Collected data entries
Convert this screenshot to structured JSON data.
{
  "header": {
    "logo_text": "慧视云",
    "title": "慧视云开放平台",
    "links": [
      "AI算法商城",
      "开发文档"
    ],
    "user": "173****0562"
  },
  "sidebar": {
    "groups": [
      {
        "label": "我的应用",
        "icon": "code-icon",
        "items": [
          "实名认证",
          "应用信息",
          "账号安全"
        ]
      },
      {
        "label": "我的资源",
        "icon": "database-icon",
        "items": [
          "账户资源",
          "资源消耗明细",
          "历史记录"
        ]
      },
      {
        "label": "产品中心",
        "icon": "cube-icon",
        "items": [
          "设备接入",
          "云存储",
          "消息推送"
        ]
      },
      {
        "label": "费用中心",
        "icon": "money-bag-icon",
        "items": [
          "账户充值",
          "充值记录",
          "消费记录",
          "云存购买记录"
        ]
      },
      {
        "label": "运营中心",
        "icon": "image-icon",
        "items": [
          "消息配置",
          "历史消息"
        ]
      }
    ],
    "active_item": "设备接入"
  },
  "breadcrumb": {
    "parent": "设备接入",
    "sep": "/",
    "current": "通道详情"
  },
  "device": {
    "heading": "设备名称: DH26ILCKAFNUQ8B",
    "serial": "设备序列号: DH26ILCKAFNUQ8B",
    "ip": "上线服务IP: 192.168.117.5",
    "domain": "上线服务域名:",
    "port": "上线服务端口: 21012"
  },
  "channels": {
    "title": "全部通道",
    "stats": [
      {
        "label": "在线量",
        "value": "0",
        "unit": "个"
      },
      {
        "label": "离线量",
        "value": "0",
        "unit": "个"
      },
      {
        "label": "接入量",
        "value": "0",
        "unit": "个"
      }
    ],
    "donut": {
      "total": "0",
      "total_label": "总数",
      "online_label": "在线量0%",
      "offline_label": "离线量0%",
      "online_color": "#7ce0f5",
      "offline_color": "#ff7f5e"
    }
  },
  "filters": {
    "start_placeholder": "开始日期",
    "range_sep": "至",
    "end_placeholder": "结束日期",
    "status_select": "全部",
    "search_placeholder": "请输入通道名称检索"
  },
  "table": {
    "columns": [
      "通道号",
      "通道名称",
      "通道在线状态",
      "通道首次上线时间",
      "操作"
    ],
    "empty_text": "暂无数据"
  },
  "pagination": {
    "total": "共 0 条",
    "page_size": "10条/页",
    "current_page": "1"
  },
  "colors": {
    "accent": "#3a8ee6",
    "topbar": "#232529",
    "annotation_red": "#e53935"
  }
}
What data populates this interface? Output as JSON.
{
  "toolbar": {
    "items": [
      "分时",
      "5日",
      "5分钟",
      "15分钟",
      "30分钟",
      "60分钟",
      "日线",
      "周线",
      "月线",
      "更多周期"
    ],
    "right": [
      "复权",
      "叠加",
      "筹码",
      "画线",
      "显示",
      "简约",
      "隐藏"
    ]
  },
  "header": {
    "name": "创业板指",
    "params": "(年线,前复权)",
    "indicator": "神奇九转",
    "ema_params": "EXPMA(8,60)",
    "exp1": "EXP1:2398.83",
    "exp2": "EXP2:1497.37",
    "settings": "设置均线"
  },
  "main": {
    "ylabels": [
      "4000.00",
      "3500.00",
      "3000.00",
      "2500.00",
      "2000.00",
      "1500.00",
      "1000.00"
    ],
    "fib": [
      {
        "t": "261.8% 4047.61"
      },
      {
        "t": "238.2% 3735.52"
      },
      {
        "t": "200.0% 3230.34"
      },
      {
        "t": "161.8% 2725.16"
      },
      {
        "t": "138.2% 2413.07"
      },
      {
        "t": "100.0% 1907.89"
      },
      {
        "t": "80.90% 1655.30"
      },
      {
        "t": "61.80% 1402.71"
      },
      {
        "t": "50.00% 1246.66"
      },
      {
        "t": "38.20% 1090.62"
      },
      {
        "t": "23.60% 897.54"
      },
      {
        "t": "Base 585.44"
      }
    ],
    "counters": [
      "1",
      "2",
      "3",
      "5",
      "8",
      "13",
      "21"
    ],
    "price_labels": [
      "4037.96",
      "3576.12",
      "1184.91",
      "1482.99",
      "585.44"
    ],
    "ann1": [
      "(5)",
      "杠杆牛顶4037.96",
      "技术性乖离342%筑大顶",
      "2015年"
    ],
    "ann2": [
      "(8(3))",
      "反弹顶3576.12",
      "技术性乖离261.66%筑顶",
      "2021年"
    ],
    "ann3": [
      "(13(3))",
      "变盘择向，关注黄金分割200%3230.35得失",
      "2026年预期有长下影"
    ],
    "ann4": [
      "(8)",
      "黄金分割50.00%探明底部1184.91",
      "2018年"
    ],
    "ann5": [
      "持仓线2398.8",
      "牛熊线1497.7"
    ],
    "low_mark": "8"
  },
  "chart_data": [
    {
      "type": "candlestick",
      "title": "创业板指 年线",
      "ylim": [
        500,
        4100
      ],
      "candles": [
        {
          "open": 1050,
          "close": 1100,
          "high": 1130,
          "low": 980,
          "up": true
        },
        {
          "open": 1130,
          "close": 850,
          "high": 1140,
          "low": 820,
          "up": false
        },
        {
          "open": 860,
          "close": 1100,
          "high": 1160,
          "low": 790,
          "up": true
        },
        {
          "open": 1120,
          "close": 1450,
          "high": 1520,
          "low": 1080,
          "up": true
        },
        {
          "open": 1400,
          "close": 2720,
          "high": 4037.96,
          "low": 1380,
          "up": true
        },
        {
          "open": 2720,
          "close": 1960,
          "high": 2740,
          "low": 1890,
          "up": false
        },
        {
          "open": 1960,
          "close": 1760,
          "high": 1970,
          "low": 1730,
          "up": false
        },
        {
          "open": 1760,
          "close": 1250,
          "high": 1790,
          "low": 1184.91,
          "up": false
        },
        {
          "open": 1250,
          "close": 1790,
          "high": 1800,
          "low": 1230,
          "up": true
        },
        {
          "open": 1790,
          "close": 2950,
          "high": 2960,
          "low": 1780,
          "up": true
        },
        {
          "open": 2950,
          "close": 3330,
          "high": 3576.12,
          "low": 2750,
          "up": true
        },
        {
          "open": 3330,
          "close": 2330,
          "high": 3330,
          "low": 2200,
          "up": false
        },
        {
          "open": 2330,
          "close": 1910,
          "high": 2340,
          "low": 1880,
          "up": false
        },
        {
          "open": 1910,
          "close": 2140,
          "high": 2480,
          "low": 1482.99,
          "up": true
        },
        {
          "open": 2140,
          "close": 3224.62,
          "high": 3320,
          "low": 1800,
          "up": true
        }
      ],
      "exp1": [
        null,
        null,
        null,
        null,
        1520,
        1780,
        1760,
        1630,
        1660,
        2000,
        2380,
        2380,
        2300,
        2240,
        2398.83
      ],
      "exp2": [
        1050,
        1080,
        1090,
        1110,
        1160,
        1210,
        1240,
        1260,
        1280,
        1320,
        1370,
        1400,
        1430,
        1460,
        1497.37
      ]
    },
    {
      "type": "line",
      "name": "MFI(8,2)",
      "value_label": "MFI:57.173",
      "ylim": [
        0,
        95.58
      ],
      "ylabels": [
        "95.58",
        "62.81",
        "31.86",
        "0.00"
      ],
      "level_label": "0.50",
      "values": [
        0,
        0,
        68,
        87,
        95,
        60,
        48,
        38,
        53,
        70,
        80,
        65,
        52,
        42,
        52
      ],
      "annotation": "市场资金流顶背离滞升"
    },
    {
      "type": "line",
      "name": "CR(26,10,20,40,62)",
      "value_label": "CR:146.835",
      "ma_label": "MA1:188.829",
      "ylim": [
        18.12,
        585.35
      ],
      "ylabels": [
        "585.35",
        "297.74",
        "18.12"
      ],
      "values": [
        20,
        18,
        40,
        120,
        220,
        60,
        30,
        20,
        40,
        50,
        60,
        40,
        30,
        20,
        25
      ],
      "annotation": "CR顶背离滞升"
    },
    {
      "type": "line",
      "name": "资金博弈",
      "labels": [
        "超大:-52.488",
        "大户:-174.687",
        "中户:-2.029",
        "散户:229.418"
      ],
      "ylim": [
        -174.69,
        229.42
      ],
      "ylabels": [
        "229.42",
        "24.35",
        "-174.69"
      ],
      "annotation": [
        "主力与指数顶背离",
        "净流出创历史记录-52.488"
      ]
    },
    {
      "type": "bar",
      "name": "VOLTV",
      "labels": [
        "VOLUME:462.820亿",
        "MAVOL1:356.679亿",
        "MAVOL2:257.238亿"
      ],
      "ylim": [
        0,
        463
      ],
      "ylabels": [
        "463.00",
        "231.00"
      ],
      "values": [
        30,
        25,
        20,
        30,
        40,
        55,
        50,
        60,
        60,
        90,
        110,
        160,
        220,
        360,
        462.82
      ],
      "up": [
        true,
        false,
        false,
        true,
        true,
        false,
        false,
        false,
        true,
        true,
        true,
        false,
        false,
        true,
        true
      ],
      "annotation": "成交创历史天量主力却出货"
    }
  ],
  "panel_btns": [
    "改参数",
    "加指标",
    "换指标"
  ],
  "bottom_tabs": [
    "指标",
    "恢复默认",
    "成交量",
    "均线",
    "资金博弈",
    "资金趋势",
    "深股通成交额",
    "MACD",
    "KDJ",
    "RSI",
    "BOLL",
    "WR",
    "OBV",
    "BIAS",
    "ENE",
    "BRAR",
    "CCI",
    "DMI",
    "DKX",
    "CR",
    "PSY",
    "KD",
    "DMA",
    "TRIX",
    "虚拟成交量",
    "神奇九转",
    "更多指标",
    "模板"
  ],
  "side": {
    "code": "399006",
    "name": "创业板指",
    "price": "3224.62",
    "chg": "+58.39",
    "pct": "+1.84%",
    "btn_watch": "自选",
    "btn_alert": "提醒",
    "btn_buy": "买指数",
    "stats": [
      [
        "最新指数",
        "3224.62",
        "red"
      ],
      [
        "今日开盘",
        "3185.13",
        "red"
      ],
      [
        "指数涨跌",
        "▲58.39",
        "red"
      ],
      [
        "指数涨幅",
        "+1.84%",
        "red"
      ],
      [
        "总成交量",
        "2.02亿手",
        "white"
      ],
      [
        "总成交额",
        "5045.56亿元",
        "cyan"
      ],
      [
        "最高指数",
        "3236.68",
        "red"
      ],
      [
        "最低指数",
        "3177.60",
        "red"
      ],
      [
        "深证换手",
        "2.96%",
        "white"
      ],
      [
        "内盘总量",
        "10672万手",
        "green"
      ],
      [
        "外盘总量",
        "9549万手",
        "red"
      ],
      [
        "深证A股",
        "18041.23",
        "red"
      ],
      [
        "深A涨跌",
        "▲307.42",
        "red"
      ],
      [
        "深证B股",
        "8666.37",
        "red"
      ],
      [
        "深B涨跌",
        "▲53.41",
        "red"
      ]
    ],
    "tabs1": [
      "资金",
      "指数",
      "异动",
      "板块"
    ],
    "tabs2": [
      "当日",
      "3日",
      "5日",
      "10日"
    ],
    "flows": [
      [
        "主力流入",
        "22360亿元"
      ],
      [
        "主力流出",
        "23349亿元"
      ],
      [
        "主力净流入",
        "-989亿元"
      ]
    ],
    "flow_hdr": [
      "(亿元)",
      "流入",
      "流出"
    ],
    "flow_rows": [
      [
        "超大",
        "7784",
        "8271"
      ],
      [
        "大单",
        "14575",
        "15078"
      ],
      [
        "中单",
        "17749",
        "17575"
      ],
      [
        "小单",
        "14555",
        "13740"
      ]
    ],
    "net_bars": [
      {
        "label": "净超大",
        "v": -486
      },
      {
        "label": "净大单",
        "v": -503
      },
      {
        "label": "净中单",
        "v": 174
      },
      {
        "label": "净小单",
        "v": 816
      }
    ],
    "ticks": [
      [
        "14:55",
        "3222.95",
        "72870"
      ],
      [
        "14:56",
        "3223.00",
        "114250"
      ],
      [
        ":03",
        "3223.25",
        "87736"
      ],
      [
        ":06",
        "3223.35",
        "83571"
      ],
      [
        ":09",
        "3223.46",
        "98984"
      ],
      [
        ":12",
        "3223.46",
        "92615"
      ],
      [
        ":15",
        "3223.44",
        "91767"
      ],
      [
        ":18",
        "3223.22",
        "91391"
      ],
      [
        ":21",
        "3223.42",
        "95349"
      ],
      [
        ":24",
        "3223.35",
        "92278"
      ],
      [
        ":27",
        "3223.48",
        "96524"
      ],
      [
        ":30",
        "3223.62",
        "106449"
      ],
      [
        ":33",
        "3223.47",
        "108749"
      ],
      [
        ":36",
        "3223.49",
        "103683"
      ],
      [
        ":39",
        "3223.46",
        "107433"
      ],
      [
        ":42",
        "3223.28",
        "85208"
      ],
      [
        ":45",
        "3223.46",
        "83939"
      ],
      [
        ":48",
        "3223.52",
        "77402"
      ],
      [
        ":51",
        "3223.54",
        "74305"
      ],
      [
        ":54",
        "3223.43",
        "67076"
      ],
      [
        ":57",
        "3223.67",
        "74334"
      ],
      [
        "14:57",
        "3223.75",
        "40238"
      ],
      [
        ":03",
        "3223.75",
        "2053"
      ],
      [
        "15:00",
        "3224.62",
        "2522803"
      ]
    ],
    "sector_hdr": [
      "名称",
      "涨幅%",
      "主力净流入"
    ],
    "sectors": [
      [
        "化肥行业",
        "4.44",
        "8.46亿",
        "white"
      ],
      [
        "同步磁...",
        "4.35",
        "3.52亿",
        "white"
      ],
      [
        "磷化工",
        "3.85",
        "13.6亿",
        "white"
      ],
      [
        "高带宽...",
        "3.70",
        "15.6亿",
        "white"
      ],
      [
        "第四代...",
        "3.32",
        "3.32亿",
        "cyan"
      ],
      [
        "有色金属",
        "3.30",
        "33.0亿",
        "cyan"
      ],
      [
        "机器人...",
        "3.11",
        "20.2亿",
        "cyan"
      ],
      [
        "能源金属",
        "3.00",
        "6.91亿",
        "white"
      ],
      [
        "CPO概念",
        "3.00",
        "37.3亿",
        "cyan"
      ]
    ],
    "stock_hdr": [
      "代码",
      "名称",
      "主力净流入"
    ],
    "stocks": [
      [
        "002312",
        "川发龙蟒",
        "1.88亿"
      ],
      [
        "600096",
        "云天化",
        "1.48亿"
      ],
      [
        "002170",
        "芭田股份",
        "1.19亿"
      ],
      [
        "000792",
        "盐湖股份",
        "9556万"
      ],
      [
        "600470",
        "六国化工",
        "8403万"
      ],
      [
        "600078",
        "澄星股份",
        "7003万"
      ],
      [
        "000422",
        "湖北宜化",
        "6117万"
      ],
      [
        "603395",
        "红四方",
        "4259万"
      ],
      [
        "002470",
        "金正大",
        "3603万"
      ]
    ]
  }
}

* What the task requires *
Write out every line from the entries where "this" appears.

* The result *
Convert this screenshot to structured JSON data.
What data populates this interface? Output as JSON.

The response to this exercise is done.